─── Supplied material ───

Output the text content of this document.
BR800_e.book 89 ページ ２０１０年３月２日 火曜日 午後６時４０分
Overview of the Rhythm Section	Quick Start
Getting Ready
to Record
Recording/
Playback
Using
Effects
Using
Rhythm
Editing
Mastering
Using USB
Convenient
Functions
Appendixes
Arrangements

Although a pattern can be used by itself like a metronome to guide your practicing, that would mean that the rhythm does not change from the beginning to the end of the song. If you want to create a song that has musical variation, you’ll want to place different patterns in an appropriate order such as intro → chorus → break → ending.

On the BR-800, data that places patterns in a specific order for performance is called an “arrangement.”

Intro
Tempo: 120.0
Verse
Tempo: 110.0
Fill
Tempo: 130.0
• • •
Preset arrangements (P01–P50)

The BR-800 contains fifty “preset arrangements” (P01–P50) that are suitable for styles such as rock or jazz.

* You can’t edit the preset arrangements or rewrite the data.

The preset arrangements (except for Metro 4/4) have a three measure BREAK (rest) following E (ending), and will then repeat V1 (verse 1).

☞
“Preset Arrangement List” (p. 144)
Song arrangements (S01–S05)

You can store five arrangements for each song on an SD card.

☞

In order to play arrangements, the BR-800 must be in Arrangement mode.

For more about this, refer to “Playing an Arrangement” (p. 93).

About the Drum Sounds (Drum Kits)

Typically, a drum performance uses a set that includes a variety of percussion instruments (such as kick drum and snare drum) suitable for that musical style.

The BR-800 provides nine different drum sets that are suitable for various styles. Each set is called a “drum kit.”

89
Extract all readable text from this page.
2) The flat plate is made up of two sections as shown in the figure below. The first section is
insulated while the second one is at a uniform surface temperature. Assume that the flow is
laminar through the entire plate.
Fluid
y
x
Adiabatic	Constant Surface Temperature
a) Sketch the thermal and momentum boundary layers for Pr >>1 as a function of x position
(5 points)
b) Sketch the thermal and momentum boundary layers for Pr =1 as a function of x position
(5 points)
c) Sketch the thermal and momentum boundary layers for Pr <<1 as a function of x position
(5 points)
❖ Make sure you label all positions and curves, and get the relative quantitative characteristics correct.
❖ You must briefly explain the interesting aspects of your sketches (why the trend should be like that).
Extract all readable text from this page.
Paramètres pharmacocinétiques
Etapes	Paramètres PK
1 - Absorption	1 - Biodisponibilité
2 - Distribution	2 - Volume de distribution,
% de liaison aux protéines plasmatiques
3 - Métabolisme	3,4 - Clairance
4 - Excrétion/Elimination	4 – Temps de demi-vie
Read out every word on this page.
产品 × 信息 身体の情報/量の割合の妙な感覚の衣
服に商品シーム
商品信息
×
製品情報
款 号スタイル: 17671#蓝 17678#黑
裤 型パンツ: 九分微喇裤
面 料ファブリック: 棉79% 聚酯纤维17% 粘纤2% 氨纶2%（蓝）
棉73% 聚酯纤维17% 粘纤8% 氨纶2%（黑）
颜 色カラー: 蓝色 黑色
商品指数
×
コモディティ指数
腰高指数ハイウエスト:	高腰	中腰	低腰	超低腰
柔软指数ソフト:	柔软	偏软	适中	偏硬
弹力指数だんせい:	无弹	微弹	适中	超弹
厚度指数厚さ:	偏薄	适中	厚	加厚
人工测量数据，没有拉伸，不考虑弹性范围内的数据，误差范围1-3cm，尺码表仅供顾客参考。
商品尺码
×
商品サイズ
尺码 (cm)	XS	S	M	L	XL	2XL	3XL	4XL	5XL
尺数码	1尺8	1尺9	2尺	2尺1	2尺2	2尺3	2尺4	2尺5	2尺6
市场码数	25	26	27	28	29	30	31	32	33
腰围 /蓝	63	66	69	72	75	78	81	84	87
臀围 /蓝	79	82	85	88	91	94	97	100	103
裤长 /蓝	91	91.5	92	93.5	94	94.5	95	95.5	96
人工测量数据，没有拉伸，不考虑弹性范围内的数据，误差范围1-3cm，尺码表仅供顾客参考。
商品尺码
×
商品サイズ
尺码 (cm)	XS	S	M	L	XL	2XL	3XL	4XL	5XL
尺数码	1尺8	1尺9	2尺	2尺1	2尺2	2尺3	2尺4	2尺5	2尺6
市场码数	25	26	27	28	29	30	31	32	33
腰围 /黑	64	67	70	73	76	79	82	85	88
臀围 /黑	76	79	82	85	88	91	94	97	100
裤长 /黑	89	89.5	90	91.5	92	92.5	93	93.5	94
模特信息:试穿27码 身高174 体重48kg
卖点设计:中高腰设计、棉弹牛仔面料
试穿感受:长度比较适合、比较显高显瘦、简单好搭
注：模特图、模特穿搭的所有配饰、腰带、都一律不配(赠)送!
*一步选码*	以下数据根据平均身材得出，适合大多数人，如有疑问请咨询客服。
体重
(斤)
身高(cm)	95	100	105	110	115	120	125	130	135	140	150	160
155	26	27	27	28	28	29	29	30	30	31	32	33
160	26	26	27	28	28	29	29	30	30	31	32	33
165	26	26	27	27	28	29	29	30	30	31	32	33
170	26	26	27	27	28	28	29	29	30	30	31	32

───

Work instructions: Copy each line of the data exactly, leaving nothing out.

Written response:
Output the text content of this document.
BR800_e.book 89 ページ ２０１０年３月２日 火曜日 午後６時４０分
Overview of the Rhythm Section	Quick Start
Getting Ready
to Record
Recording/
Playback
Using
Effects
Using
Rhythm
Editing
Mastering
Using USB
Convenient
Functions
Appendixes
Arrangements

Although a pattern can be used by itself like a metronome to guide your practicing, that would mean that the rhythm does not change from the beginning to the end of the song. If you want to create a song that has musical variation, you’ll want to place different patterns in an appropriate order such as intro → chorus → break → ending.

On the BR-800, data that places patterns in a specific order for performance is called an “arrangement.”

Intro
Tempo: 120.0
Verse
Tempo: 110.0
Fill
Tempo: 130.0
• • •
Preset arrangements (P01–P50)

The BR-800 contains fifty “preset arrangements” (P01–P50) that are suitable for styles such as rock or jazz.

* You can’t edit the preset arrangements or rewrite the data.

The preset arrangements (except for Metro 4/4) have a three measure BREAK (rest) following E (ending), and will then repeat V1 (verse 1).

☞
“Preset Arrangement List” (p. 144)
Song arrangements (S01–S05)

You can store five arrangements for each song on an SD card.

☞

In order to play arrangements, the BR-800 must be in Arrangement mode.

For more about this, refer to “Playing an Arrangement” (p. 93).

About the Drum Sounds (Drum Kits)

Typically, a drum performance uses a set that includes a variety of percussion instruments (such as kick drum and snare drum) suitable for that musical style.

The BR-800 provides nine different drum sets that are suitable for various styles. Each set is called a “drum kit.”

89
Extract all readable text from this page.
2) The flat plate is made up of two sections as shown in the figure below. The first section is
insulated while the second one is at a uniform surface temperature. Assume that the flow is
laminar through the entire plate.
Fluid
y
x
Adiabatic	Constant Surface Temperature
a) Sketch the thermal and momentum boundary layers for Pr >>1 as a function of x position
(5 points)
b) Sketch the thermal and momentum boundary layers for Pr =1 as a function of x position
(5 points)
c) Sketch the thermal and momentum boundary layers for Pr <<1 as a function of x position
(5 points)
❖ Make sure you label all positions and curves, and get the relative quantitative characteristics correct.
❖ You must briefly explain the interesting aspects of your sketches (why the trend should be like that).
Extract all readable text from this page.
Paramètres pharmacocinétiques
Etapes	Paramètres PK
1 - Absorption	1 - Biodisponibilité
2 - Distribution	2 - Volume de distribution,
% de liaison aux protéines plasmatiques
3 - Métabolisme	3,4 - Clairance
4 - Excrétion/Elimination	4 – Temps de demi-vie
Read out every word on this page.
产品 × 信息 身体の情報/量の割合の妙な感覚の衣
服に商品シーム
商品信息
×
製品情報
款 号スタイル: 17671#蓝 17678#黑
裤 型パンツ: 九分微喇裤
面 料ファブリック: 棉79% 聚酯纤维17% 粘纤2% 氨纶2%（蓝）
棉73% 聚酯纤维17% 粘纤8% 氨纶2%（黑）
颜 色カラー: 蓝色 黑色
商品指数
×
コモディティ指数
腰高指数ハイウエスト:	高腰	中腰	低腰	超低腰
柔软指数ソフト:	柔软	偏软	适中	偏硬
弹力指数だんせい:	无弹	微弹	适中	超弹
厚度指数厚さ:	偏薄	适中	厚	加厚
人工测量数据，没有拉伸，不考虑弹性范围内的数据，误差范围1-3cm，尺码表仅供顾客参考。
商品尺码
×
商品サイズ
尺码 (cm)	XS	S	M	L	XL	2XL	3XL	4XL	5XL
尺数码	1尺8	1尺9	2尺	2尺1	2尺2	2尺3	2尺4	2尺5	2尺6
市场码数	25	26	27	28	29	30	31	32	33
腰围 /蓝	63	66	69	72	75	78	81	84	87
臀围 /蓝	79	82	85	88	91	94	97	100	103
裤长 /蓝	91	91.5	92	93.5	94	94.5	95	95.5	96
人工测量数据，没有拉伸，不考虑弹性范围内的数据，误差范围1-3cm，尺码表仅供顾客参考。
商品尺码
×
商品サイズ
尺码 (cm)	XS	S	M	L	XL	2XL	3XL	4XL	5XL
尺数码	1尺8	1尺9	2尺	2尺1	2尺2	2尺3	2尺4	2尺5	2尺6
市场码数	25	26	27	28	29	30	31	32	33
腰围 /黑	64	67	70	73	76	79	82	85	88
臀围 /黑	76	79	82	85	88	91	94	97	100
裤长 /黑	89	89.5	90	91.5	92	92.5	93	93.5	94
模特信息:试穿27码 身高174 体重48kg
卖点设计:中高腰设计、棉弹牛仔面料
试穿感受:长度比较适合、比较显高显瘦、简单好搭
注：模特图、模特穿搭的所有配饰、腰带、都一律不配(赠)送!
*一步选码*	以下数据根据平均身材得出，适合大多数人，如有疑问请咨询客服。
体重
(斤)
身高(cm)	95	100	105	110	115	120	125	130	135	140	150	160
155	26	27	27	28	28	29	29	30	30	31	32	33
160	26	26	27	28	28	29	29	30	30	31	32	33
165	26	26	27	27	28	29	29	30	30	31	32	33
170	26	26	27	27	28	28	29	29	30	30	31	32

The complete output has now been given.